(WHAT TO PRODUCE):
Can you transcribe the data exactly? Leave the pictures out.

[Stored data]
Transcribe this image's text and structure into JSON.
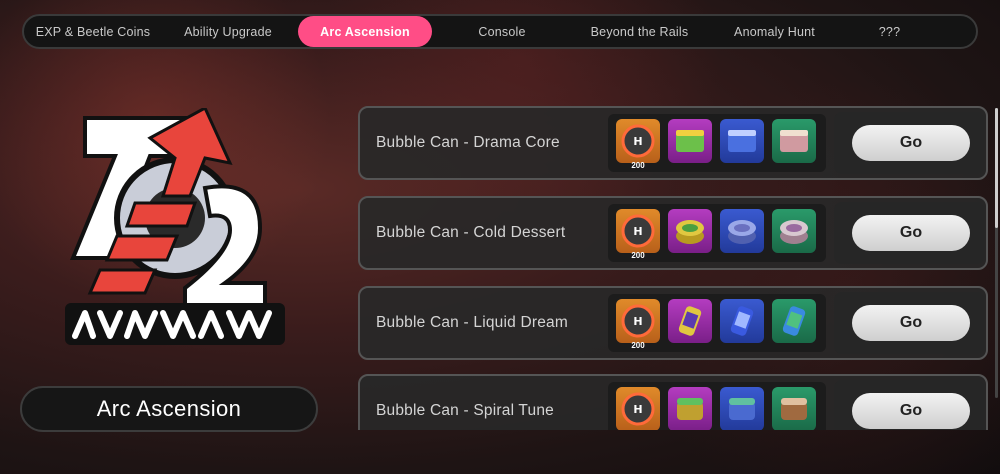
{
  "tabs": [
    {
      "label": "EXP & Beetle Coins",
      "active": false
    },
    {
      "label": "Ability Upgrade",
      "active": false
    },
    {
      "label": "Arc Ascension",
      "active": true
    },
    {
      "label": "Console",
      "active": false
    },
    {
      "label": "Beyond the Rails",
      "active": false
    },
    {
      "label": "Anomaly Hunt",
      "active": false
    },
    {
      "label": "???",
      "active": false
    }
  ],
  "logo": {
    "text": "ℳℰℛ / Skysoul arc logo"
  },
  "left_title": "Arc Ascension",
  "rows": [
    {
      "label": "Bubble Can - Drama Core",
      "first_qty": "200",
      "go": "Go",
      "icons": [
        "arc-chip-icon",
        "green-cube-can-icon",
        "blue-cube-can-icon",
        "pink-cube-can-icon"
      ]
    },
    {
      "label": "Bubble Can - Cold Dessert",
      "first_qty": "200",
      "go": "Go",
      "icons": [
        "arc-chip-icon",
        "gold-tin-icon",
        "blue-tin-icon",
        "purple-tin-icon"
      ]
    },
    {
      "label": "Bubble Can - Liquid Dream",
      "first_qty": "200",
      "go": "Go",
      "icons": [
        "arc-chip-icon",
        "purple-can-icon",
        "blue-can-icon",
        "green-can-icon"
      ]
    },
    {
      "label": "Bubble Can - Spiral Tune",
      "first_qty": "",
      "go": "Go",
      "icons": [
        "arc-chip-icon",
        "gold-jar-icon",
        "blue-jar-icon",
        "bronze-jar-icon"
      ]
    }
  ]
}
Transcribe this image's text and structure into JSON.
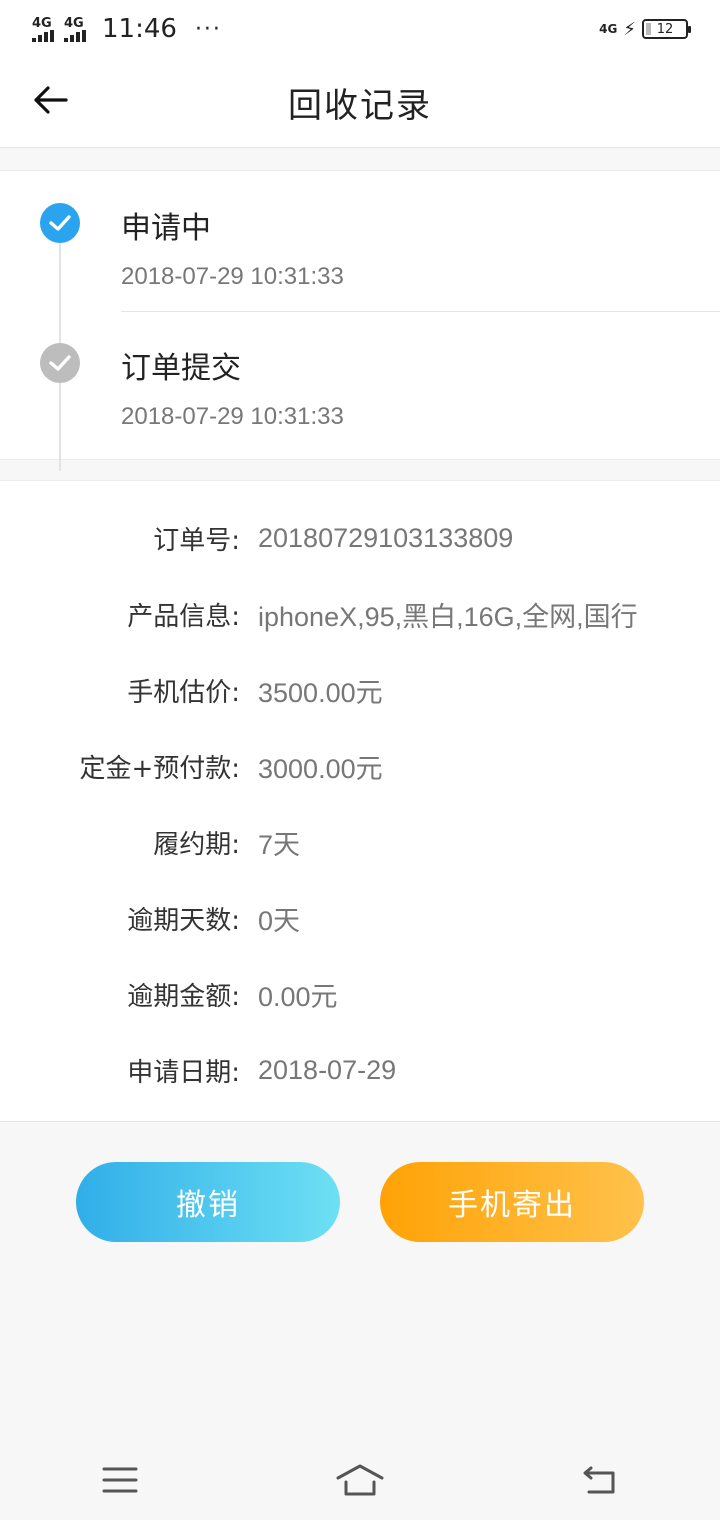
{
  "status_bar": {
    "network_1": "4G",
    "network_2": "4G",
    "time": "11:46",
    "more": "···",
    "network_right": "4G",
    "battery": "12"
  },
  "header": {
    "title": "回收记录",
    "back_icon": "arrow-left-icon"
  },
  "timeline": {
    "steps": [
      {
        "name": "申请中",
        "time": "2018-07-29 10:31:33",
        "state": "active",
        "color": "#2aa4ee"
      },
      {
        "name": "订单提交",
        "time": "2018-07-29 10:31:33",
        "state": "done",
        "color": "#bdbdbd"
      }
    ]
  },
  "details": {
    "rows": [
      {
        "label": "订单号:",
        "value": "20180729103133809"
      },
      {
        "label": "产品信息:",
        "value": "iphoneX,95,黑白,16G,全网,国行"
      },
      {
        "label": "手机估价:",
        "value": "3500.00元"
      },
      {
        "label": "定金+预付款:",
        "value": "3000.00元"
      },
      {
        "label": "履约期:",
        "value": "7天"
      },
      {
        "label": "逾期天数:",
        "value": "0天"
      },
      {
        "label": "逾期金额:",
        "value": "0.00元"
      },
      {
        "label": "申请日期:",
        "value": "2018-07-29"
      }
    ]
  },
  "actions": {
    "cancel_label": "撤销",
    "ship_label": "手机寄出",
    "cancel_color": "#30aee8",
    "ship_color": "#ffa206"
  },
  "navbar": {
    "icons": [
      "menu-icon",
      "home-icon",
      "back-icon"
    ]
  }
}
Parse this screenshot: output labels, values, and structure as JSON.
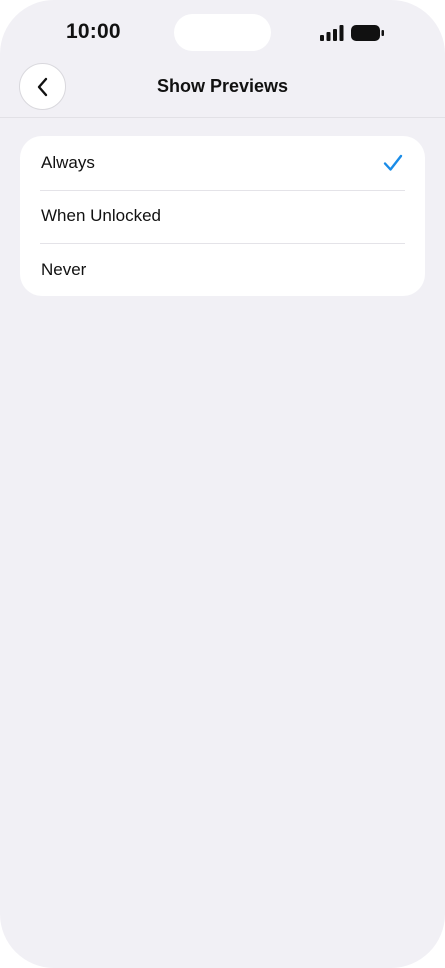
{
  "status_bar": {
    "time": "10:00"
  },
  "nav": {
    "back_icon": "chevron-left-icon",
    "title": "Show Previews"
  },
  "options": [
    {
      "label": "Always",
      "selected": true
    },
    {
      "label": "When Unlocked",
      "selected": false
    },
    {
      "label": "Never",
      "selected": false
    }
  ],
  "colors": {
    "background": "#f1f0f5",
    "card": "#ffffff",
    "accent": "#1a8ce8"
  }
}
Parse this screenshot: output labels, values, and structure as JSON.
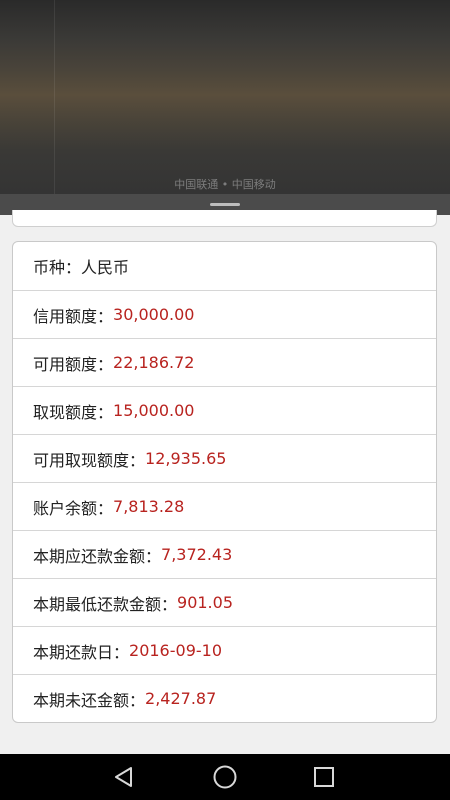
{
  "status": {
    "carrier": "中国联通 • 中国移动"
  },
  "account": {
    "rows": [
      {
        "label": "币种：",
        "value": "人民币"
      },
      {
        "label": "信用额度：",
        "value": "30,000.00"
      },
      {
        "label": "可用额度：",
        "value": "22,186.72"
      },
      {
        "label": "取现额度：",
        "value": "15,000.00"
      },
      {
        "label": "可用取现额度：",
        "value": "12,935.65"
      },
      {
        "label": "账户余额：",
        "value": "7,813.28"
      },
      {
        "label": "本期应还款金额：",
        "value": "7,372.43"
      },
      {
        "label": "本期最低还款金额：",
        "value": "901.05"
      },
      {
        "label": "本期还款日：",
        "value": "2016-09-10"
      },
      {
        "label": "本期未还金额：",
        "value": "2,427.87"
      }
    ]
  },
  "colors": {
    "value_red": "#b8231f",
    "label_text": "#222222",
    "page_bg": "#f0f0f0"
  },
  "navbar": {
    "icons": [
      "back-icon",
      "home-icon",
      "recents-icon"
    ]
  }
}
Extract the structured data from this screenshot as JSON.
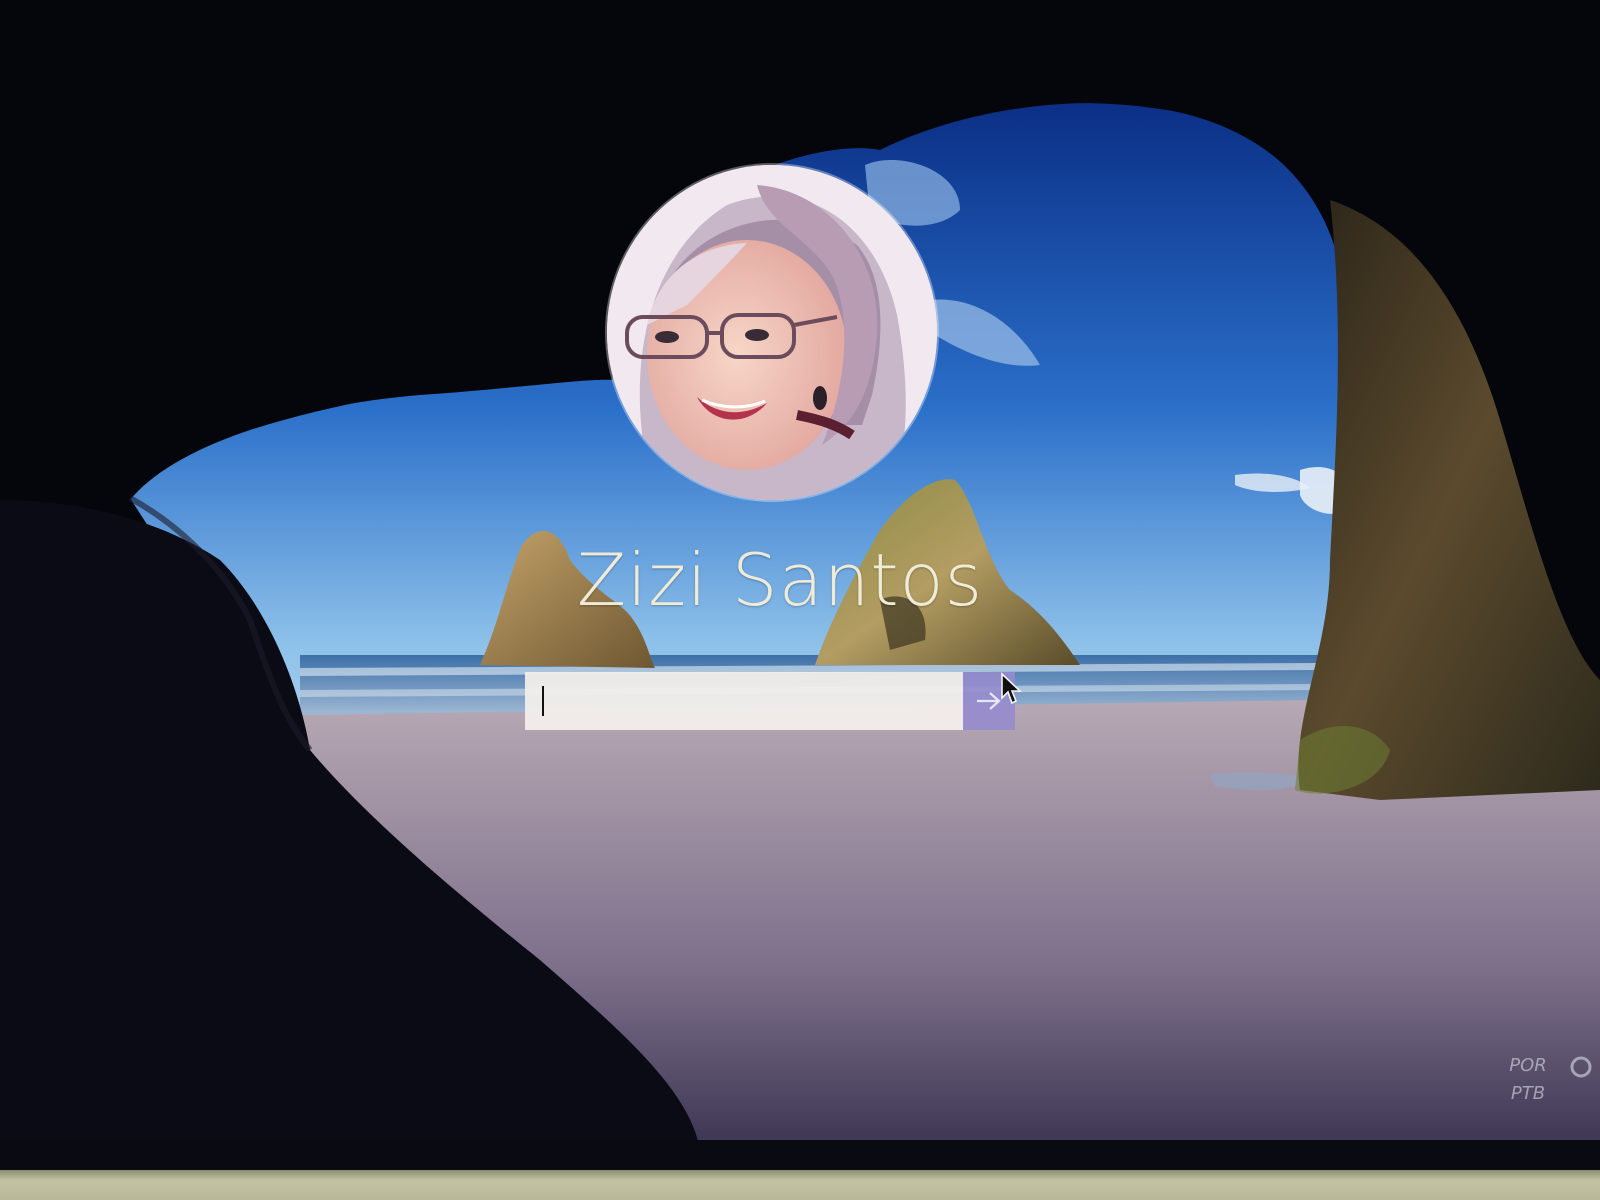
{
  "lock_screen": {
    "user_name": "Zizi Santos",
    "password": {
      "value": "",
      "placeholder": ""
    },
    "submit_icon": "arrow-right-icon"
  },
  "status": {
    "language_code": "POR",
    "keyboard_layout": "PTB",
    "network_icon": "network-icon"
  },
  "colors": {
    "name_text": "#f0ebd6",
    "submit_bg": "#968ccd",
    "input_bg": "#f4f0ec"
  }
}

(SOLUTION TO THIS EXERCISE):
Transcribe this image's text and structure into JSON.
{
  "tabs": [
    {
      "label": "EXP & Beetle Coins",
      "active": false
    },
    {
      "label": "Ability Upgrade",
      "active": false
    },
    {
      "label": "Arc Ascension",
      "active": true
    },
    {
      "label": "Console",
      "active": false
    },
    {
      "label": "Beyond the Rails",
      "active": false
    },
    {
      "label": "Anomaly Hunt",
      "active": false
    },
    {
      "label": "???",
      "active": false
    }
  ],
  "logo": {
    "text": "ℳℰℛ / Skysoul arc logo"
  },
  "left_title": "Arc Ascension",
  "rows": [
    {
      "label": "Bubble Can - Drama Core",
      "first_qty": "200",
      "go": "Go",
      "icons": [
        "arc-chip-icon",
        "green-cube-can-icon",
        "blue-cube-can-icon",
        "pink-cube-can-icon"
      ]
    },
    {
      "label": "Bubble Can - Cold Dessert",
      "first_qty": "200",
      "go": "Go",
      "icons": [
        "arc-chip-icon",
        "gold-tin-icon",
        "blue-tin-icon",
        "purple-tin-icon"
      ]
    },
    {
      "label": "Bubble Can - Liquid Dream",
      "first_qty": "200",
      "go": "Go",
      "icons": [
        "arc-chip-icon",
        "purple-can-icon",
        "blue-can-icon",
        "green-can-icon"
      ]
    },
    {
      "label": "Bubble Can - Spiral Tune",
      "first_qty": "",
      "go": "Go",
      "icons": [
        "arc-chip-icon",
        "gold-jar-icon",
        "blue-jar-icon",
        "bronze-jar-icon"
      ]
    }
  ]
}
Transcribe this image's text and structure into JSON.
{
  "status_bar": {
    "network_1": "4G",
    "network_2": "4G",
    "time": "11:46",
    "more": "···",
    "network_right": "4G",
    "battery": "12"
  },
  "header": {
    "title": "回收记录",
    "back_icon": "arrow-left-icon"
  },
  "timeline": {
    "steps": [
      {
        "name": "申请中",
        "time": "2018-07-29 10:31:33",
        "state": "active",
        "color": "#2aa4ee"
      },
      {
        "name": "订单提交",
        "time": "2018-07-29 10:31:33",
        "state": "done",
        "color": "#bdbdbd"
      }
    ]
  },
  "details": {
    "rows": [
      {
        "label": "订单号:",
        "value": "20180729103133809"
      },
      {
        "label": "产品信息:",
        "value": "iphoneX,95,黑白,16G,全网,国行"
      },
      {
        "label": "手机估价:",
        "value": "3500.00元"
      },
      {
        "label": "定金+预付款:",
        "value": "3000.00元"
      },
      {
        "label": "履约期:",
        "value": "7天"
      },
      {
        "label": "逾期天数:",
        "value": "0天"
      },
      {
        "label": "逾期金额:",
        "value": "0.00元"
      },
      {
        "label": "申请日期:",
        "value": "2018-07-29"
      }
    ]
  },
  "actions": {
    "cancel_label": "撤销",
    "ship_label": "手机寄出",
    "cancel_color": "#30aee8",
    "ship_color": "#ffa206"
  },
  "navbar": {
    "icons": [
      "menu-icon",
      "home-icon",
      "back-icon"
    ]
  }
}
Parse this screenshot: output labels, values, and structure as JSON.
{
  "status_bar": {
    "time": "10:00"
  },
  "nav": {
    "back_icon": "chevron-left-icon",
    "title": "Show Previews"
  },
  "options": [
    {
      "label": "Always",
      "selected": true
    },
    {
      "label": "When Unlocked",
      "selected": false
    },
    {
      "label": "Never",
      "selected": false
    }
  ],
  "colors": {
    "background": "#f1f0f5",
    "card": "#ffffff",
    "accent": "#1a8ce8"
  }
}
Parse this screenshot: output labels, values, and structure as JSON.
{
  "status": {
    "carrier": "中国联通 • 中国移动"
  },
  "account": {
    "rows": [
      {
        "label": "币种：",
        "value": "人民币"
      },
      {
        "label": "信用额度：",
        "value": "30,000.00"
      },
      {
        "label": "可用额度：",
        "value": "22,186.72"
      },
      {
        "label": "取现额度：",
        "value": "15,000.00"
      },
      {
        "label": "可用取现额度：",
        "value": "12,935.65"
      },
      {
        "label": "账户余额：",
        "value": "7,813.28"
      },
      {
        "label": "本期应还款金额：",
        "value": "7,372.43"
      },
      {
        "label": "本期最低还款金额：",
        "value": "901.05"
      },
      {
        "label": "本期还款日：",
        "value": "2016-09-10"
      },
      {
        "label": "本期未还金额：",
        "value": "2,427.87"
      }
    ]
  },
  "colors": {
    "value_red": "#b8231f",
    "label_text": "#222222",
    "page_bg": "#f0f0f0"
  },
  "navbar": {
    "icons": [
      "back-icon",
      "home-icon",
      "recents-icon"
    ]
  }
}
Extract the structured data from this screenshot as JSON.
{
  "lock_screen": {
    "user_name": "Zizi Santos",
    "password": {
      "value": "",
      "placeholder": ""
    },
    "submit_icon": "arrow-right-icon"
  },
  "status": {
    "language_code": "POR",
    "keyboard_layout": "PTB",
    "network_icon": "network-icon"
  },
  "colors": {
    "name_text": "#f0ebd6",
    "submit_bg": "#968ccd",
    "input_bg": "#f4f0ec"
  }
}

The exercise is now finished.